- [To be done]
Copy each line of the listing below word for word, keeping the lines in their original order.

[Records from a collection]
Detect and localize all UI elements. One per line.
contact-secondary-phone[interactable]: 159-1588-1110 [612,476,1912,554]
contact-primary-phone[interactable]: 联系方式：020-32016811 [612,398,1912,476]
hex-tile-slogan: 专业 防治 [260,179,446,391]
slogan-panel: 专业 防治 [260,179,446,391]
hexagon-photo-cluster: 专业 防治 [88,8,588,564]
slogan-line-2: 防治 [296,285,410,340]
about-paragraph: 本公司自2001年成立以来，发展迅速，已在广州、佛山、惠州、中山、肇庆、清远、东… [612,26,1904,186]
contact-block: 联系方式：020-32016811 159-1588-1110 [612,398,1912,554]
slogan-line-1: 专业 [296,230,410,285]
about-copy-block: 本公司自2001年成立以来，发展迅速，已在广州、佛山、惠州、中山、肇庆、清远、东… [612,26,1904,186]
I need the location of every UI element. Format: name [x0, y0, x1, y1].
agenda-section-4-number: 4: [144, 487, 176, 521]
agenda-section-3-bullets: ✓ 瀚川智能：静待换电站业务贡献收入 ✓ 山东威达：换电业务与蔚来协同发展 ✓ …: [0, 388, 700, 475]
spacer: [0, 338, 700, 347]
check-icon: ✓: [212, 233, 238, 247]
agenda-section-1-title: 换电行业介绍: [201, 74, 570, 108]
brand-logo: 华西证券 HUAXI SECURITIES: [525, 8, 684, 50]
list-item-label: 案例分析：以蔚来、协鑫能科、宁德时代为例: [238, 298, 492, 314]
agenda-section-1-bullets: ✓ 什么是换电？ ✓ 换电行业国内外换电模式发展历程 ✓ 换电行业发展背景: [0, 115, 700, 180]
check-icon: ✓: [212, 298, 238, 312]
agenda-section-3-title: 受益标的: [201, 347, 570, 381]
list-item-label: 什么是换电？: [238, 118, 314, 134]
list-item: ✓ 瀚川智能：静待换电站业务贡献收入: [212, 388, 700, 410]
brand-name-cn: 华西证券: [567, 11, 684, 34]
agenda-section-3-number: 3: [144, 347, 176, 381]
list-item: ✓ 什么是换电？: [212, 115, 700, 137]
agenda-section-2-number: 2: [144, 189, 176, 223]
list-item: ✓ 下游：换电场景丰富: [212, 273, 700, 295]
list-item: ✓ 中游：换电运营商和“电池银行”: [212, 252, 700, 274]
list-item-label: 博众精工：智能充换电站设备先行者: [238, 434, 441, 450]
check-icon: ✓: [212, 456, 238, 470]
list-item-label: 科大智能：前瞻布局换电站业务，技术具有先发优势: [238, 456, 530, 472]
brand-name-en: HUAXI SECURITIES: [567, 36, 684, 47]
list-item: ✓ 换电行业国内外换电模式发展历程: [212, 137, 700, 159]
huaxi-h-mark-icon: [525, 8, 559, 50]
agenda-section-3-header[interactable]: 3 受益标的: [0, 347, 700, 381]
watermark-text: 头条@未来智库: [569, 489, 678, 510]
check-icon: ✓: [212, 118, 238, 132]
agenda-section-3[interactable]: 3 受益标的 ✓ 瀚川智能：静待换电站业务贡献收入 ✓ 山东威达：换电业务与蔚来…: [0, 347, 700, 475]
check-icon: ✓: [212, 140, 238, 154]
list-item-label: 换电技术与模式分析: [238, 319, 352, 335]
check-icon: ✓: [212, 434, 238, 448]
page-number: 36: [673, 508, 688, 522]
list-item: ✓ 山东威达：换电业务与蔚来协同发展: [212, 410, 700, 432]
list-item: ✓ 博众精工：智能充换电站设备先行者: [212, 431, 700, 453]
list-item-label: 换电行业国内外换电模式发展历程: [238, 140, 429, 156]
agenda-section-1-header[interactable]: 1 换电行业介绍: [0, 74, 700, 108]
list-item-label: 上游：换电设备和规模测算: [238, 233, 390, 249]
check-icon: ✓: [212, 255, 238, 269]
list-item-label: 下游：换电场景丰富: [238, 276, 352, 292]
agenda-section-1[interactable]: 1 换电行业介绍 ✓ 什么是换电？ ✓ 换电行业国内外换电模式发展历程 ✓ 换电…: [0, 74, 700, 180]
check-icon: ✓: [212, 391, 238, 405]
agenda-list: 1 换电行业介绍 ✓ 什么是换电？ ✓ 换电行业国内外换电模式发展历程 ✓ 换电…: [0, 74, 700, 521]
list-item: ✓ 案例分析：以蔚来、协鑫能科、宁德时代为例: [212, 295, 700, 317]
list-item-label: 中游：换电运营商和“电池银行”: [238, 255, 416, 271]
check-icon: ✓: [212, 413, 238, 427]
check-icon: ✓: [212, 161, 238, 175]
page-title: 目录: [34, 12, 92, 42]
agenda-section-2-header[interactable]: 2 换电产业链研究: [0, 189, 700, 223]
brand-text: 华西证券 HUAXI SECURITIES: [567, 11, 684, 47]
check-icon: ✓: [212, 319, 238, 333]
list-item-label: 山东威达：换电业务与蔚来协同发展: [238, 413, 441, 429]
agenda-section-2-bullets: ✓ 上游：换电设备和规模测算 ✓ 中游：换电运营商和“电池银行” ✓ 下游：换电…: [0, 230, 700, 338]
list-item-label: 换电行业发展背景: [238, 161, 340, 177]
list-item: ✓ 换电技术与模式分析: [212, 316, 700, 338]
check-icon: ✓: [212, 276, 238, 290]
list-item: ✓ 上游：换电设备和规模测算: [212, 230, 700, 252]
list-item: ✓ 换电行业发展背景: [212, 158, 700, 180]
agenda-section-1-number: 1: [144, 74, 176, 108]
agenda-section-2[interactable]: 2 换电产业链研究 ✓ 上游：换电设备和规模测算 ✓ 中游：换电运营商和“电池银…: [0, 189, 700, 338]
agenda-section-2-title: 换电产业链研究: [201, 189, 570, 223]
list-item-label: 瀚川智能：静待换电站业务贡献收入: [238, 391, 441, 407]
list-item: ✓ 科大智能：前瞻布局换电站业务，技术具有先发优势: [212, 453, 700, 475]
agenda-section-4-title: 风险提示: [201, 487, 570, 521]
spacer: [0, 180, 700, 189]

- [Response to the task]
Detect and localize all UI elements. One per line.
contact-secondary-phone[interactable]: 159-1588-1110 [612,476,1912,554]
contact-primary-phone[interactable]: 联系方式：020-32016811 [612,398,1912,476]
hex-tile-slogan: 专业 防治 [260,179,446,391]
slogan-panel: 专业 防治 [260,179,446,391]
hexagon-photo-cluster: 专业 防治 [88,8,588,564]
slogan-line-2: 防治 [296,285,410,340]
about-paragraph: 本公司自2001年成立以来，发展迅速，已在广州、佛山、惠州、中山、肇庆、清远、东… [612,26,1904,186]
contact-block: 联系方式：020-32016811 159-1588-1110 [612,398,1912,554]
slogan-line-1: 专业 [296,230,410,285]
about-copy-block: 本公司自2001年成立以来，发展迅速，已在广州、佛山、惠州、中山、肇庆、清远、东… [612,26,1904,186]
I need the location of every UI element. Format: name [x0, y0, x1, y1].
agenda-section-4-number: 4: [144, 487, 176, 521]
agenda-section-3-bullets: ✓ 瀚川智能：静待换电站业务贡献收入 ✓ 山东威达：换电业务与蔚来协同发展 ✓ …: [0, 388, 700, 475]
spacer: [0, 338, 700, 347]
check-icon: ✓: [212, 233, 238, 247]
agenda-section-1-title: 换电行业介绍: [201, 74, 570, 108]
brand-logo: 华西证券 HUAXI SECURITIES: [525, 8, 684, 50]
list-item-label: 案例分析：以蔚来、协鑫能科、宁德时代为例: [238, 298, 492, 314]
agenda-section-1-bullets: ✓ 什么是换电？ ✓ 换电行业国内外换电模式发展历程 ✓ 换电行业发展背景: [0, 115, 700, 180]
check-icon: ✓: [212, 298, 238, 312]
agenda-section-3-title: 受益标的: [201, 347, 570, 381]
list-item-label: 什么是换电？: [238, 118, 314, 134]
list-item: ✓ 瀚川智能：静待换电站业务贡献收入: [212, 388, 700, 410]
brand-name-cn: 华西证券: [567, 11, 684, 34]
agenda-section-3-number: 3: [144, 347, 176, 381]
list-item: ✓ 什么是换电？: [212, 115, 700, 137]
agenda-section-2-number: 2: [144, 189, 176, 223]
list-item: ✓ 下游：换电场景丰富: [212, 273, 700, 295]
list-item: ✓ 中游：换电运营商和“电池银行”: [212, 252, 700, 274]
list-item-label: 博众精工：智能充换电站设备先行者: [238, 434, 441, 450]
check-icon: ✓: [212, 456, 238, 470]
list-item-label: 科大智能：前瞻布局换电站业务，技术具有先发优势: [238, 456, 530, 472]
brand-name-en: HUAXI SECURITIES: [567, 36, 684, 47]
list-item: ✓ 换电行业国内外换电模式发展历程: [212, 137, 700, 159]
huaxi-h-mark-icon: [525, 8, 559, 50]
agenda-section-3-header[interactable]: 3 受益标的: [0, 347, 700, 381]
watermark-text: 头条@未来智库: [569, 489, 678, 510]
check-icon: ✓: [212, 118, 238, 132]
agenda-section-3[interactable]: 3 受益标的 ✓ 瀚川智能：静待换电站业务贡献收入 ✓ 山东威达：换电业务与蔚来…: [0, 347, 700, 475]
check-icon: ✓: [212, 140, 238, 154]
list-item-label: 换电技术与模式分析: [238, 319, 352, 335]
check-icon: ✓: [212, 434, 238, 448]
page-number: 36: [673, 508, 688, 522]
list-item: ✓ 山东威达：换电业务与蔚来协同发展: [212, 410, 700, 432]
list-item: ✓ 博众精工：智能充换电站设备先行者: [212, 431, 700, 453]
list-item-label: 换电行业国内外换电模式发展历程: [238, 140, 429, 156]
agenda-section-1-header[interactable]: 1 换电行业介绍: [0, 74, 700, 108]
list-item-label: 上游：换电设备和规模测算: [238, 233, 390, 249]
check-icon: ✓: [212, 255, 238, 269]
list-item-label: 下游：换电场景丰富: [238, 276, 352, 292]
agenda-section-1[interactable]: 1 换电行业介绍 ✓ 什么是换电？ ✓ 换电行业国内外换电模式发展历程 ✓ 换电…: [0, 74, 700, 180]
check-icon: ✓: [212, 391, 238, 405]
agenda-list: 1 换电行业介绍 ✓ 什么是换电？ ✓ 换电行业国内外换电模式发展历程 ✓ 换电…: [0, 74, 700, 521]
list-item: ✓ 案例分析：以蔚来、协鑫能科、宁德时代为例: [212, 295, 700, 317]
list-item-label: 中游：换电运营商和“电池银行”: [238, 255, 416, 271]
check-icon: ✓: [212, 413, 238, 427]
check-icon: ✓: [212, 161, 238, 175]
page-title: 目录: [34, 12, 92, 42]
agenda-section-2-header[interactable]: 2 换电产业链研究: [0, 189, 700, 223]
brand-text: 华西证券 HUAXI SECURITIES: [567, 11, 684, 47]
check-icon: ✓: [212, 319, 238, 333]
list-item-label: 山东威达：换电业务与蔚来协同发展: [238, 413, 441, 429]
agenda-section-2-bullets: ✓ 上游：换电设备和规模测算 ✓ 中游：换电运营商和“电池银行” ✓ 下游：换电…: [0, 230, 700, 338]
list-item-label: 换电行业发展背景: [238, 161, 340, 177]
list-item: ✓ 换电技术与模式分析: [212, 316, 700, 338]
check-icon: ✓: [212, 276, 238, 290]
list-item: ✓ 上游：换电设备和规模测算: [212, 230, 700, 252]
list-item: ✓ 换电行业发展背景: [212, 158, 700, 180]
agenda-section-1-number: 1: [144, 74, 176, 108]
agenda-section-2[interactable]: 2 换电产业链研究 ✓ 上游：换电设备和规模测算 ✓ 中游：换电运营商和“电池银…: [0, 189, 700, 338]
agenda-section-2-title: 换电产业链研究: [201, 189, 570, 223]
list-item-label: 瀚川智能：静待换电站业务贡献收入: [238, 391, 441, 407]
list-item: ✓ 科大智能：前瞻布局换电站业务，技术具有先发优势: [212, 453, 700, 475]
agenda-section-4-title: 风险提示: [201, 487, 570, 521]
spacer: [0, 180, 700, 189]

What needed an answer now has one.